**Written task**
Lines that contain the string "Size" are to be copied; leave out all others.
--- start Exercise inputs ---
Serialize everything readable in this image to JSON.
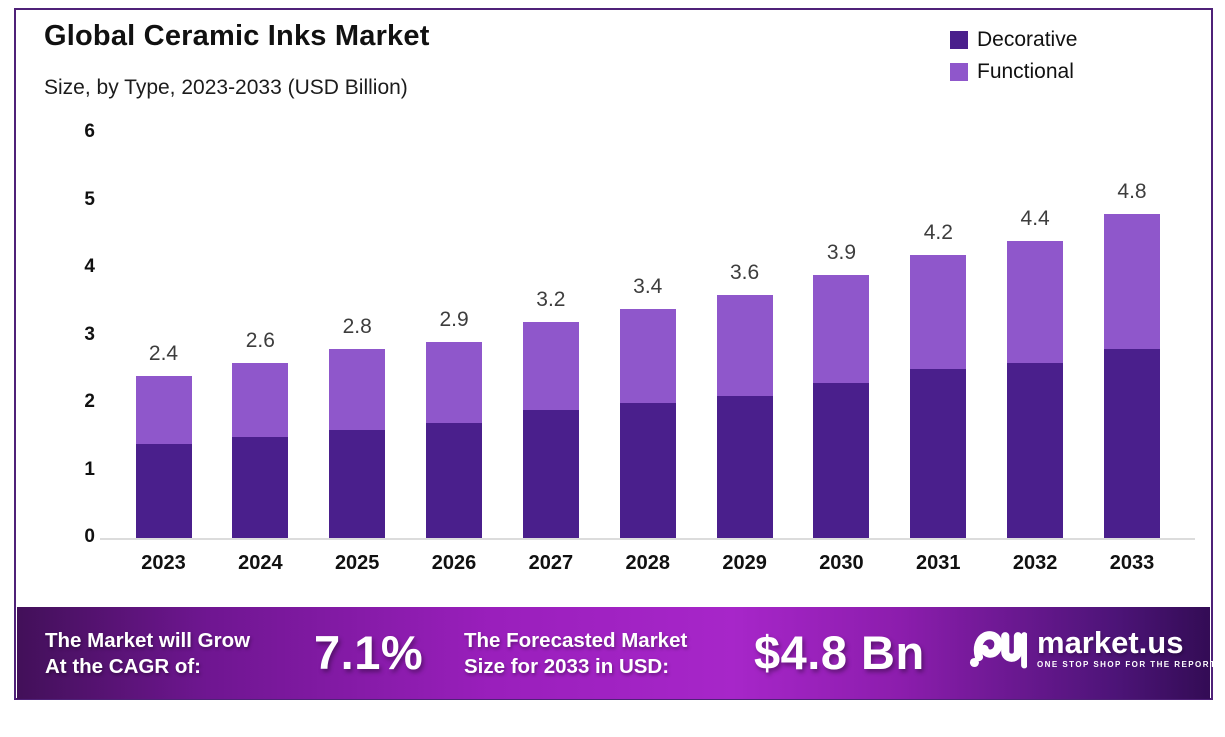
{
  "header": {
    "title": "Global Ceramic Inks Market",
    "subtitle": "Size, by Type, 2023-2033 (USD Billion)"
  },
  "legend": {
    "items": [
      {
        "label": "Decorative",
        "color": "#4a1f8c"
      },
      {
        "label": "Functional",
        "color": "#8f57cb"
      }
    ]
  },
  "chart_data": {
    "type": "bar",
    "stacked": true,
    "categories": [
      "2023",
      "2024",
      "2025",
      "2026",
      "2027",
      "2028",
      "2029",
      "2030",
      "2031",
      "2032",
      "2033"
    ],
    "series": [
      {
        "name": "Decorative",
        "color": "#4a1f8c",
        "values": [
          1.4,
          1.5,
          1.6,
          1.7,
          1.9,
          2.0,
          2.1,
          2.3,
          2.5,
          2.6,
          2.8
        ]
      },
      {
        "name": "Functional",
        "color": "#8f57cb",
        "values": [
          1.0,
          1.1,
          1.2,
          1.2,
          1.3,
          1.4,
          1.5,
          1.6,
          1.7,
          1.8,
          2.0
        ]
      }
    ],
    "totals": [
      2.4,
      2.6,
      2.8,
      2.9,
      3.2,
      3.4,
      3.6,
      3.9,
      4.2,
      4.4,
      4.8
    ],
    "title": "Global Ceramic Inks Market Size, by Type, 2023-2033 (USD Billion)",
    "xlabel": "",
    "ylabel": "",
    "ylim": [
      0,
      6
    ],
    "yticks": [
      0,
      1,
      2,
      3,
      4,
      5,
      6
    ],
    "grid": false,
    "legend_position": "top-right",
    "total_labels_shown": true
  },
  "banner": {
    "cagr_label_line1": "The Market will Grow",
    "cagr_label_line2": "At the CAGR of:",
    "cagr_value": "7.1%",
    "forecast_label_line1": "The Forecasted Market",
    "forecast_label_line2": "Size for 2033 in USD:",
    "forecast_value": "$4.8 Bn",
    "logo_text": "market.us",
    "logo_tagline": "ONE STOP SHOP FOR THE REPORTS"
  },
  "colors": {
    "decorative": "#4a1f8c",
    "functional": "#8f57cb",
    "card_border": "#4f2178",
    "axis_line": "#dcdcdc",
    "banner_gradient_mid": "#a726c9",
    "banner_gradient_edge": "#3a0f5c"
  }
}
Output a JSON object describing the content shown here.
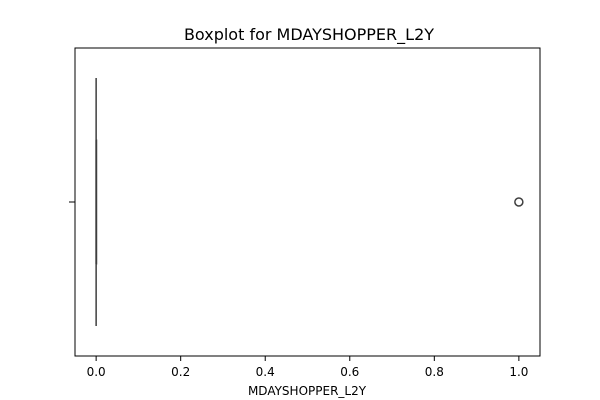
{
  "chart_data": {
    "type": "boxplot",
    "orientation": "horizontal",
    "title": "Boxplot for MDAYSHOPPER_L2Y",
    "xlabel": "MDAYSHOPPER_L2Y",
    "ylabel": "",
    "xlim": [
      -0.05,
      1.05
    ],
    "xticks": [
      0.0,
      0.2,
      0.4,
      0.6,
      0.8,
      1.0
    ],
    "xtick_labels": [
      "0.0",
      "0.2",
      "0.4",
      "0.6",
      "0.8",
      "1.0"
    ],
    "grid": false,
    "legend": false,
    "box": {
      "min": 0.0,
      "q1": 0.0,
      "median": 0.0,
      "q3": 0.0,
      "max": 0.0,
      "outliers": [
        1.0
      ]
    },
    "colors": {
      "box": "#1f77b4",
      "line": "#3f3f3f",
      "frame": "#000000"
    }
  }
}
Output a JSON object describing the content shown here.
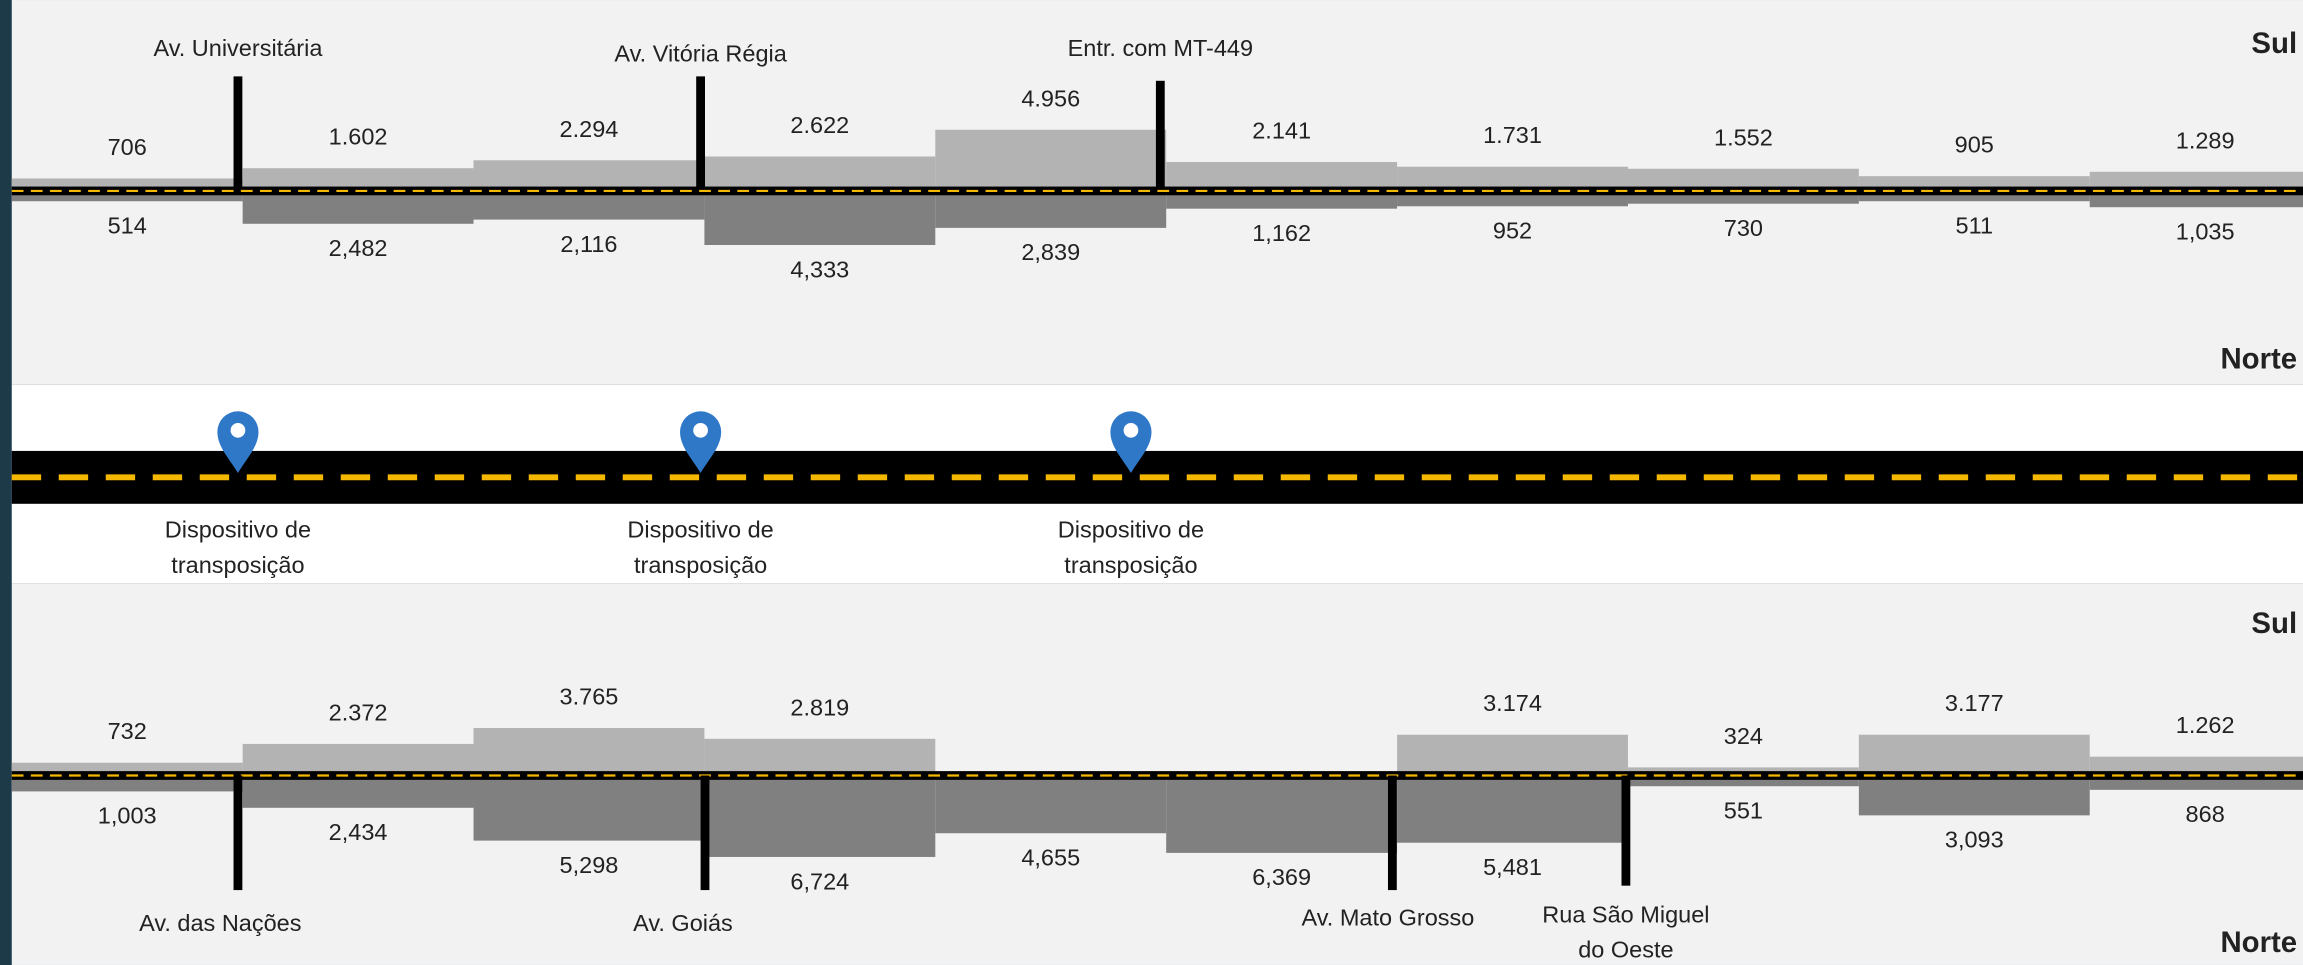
--- end Exercise inputs ---
**Exercise response**
    "subtitle": "Size, by Type, 2023-2033 (USD Billion)"
    "title": "Global Ceramic Inks Market Size, by Type, 2023-2033 (USD Billion)",
    "forecast_label_line2": "Size for 2033 in USD:",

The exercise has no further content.